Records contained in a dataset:
● ● ● ● ●
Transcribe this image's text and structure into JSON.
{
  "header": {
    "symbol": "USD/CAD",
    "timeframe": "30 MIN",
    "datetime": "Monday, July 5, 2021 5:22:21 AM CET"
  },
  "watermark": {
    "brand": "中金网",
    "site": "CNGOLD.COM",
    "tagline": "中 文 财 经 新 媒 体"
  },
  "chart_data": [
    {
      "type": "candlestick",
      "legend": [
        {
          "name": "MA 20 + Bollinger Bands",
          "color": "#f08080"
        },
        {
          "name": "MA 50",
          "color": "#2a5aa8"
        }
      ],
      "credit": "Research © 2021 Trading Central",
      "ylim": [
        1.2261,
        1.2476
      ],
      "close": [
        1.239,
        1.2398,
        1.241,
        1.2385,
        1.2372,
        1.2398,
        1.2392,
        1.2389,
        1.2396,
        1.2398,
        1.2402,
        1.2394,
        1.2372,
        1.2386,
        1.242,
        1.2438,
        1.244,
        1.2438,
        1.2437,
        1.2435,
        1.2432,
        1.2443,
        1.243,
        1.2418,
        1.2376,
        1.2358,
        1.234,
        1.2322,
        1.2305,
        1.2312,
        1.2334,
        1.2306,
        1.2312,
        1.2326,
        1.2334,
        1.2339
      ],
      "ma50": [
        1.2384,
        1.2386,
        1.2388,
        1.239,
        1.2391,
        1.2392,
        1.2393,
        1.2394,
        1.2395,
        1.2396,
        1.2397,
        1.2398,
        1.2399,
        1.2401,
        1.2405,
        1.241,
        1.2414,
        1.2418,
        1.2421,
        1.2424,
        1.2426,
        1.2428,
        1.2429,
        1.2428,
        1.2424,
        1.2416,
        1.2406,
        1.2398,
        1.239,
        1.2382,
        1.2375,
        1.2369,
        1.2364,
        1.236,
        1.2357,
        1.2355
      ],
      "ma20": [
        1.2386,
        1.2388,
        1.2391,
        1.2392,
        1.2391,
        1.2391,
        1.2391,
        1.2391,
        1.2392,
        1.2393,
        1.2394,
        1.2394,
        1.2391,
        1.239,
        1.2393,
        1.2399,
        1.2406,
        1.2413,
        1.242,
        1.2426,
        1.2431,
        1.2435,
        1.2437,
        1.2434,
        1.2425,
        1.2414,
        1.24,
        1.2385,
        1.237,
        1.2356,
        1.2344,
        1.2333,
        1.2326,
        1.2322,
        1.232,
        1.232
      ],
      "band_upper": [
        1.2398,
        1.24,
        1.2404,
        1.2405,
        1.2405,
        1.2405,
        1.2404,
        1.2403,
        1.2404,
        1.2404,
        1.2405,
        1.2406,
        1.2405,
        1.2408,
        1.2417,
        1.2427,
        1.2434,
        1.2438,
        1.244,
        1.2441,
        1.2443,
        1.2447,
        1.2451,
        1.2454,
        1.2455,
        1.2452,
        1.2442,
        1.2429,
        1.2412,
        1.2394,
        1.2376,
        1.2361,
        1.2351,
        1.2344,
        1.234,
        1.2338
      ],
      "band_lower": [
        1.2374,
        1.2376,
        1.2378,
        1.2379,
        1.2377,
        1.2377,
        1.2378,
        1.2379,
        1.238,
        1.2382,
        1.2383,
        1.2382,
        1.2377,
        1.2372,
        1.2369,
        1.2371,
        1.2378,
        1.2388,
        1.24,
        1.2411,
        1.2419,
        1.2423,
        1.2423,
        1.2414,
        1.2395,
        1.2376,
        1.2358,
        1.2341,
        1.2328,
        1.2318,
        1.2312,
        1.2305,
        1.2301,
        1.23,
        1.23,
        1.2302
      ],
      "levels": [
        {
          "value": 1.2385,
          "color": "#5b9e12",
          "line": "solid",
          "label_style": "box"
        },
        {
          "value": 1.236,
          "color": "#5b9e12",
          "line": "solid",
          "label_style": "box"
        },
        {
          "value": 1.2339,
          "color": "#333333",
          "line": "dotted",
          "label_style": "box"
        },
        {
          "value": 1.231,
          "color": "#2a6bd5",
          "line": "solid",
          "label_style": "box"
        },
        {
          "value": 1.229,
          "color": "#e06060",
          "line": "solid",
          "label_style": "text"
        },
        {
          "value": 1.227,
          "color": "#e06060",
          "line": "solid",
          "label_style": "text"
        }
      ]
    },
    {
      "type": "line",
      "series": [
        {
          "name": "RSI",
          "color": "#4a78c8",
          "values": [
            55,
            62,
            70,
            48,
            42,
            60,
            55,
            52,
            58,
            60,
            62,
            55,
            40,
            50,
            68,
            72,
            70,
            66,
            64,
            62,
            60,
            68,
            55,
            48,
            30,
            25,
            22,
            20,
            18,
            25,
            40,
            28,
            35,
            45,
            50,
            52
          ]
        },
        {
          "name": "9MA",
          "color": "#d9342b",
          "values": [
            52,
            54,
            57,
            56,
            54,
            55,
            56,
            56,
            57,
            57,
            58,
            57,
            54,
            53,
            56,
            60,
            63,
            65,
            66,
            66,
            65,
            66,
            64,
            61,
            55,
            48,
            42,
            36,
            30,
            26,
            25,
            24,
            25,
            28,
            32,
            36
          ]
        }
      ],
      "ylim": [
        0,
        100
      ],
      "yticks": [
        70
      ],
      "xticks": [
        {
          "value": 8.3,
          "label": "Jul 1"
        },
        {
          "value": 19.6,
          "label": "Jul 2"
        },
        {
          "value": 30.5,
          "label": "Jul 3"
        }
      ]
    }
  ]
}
● ● ● ● ●
=== Do this ===
The word "name" may appear on some lines of these records; state how many such lines there are, and nothing else.

=== Exercise answer ===
4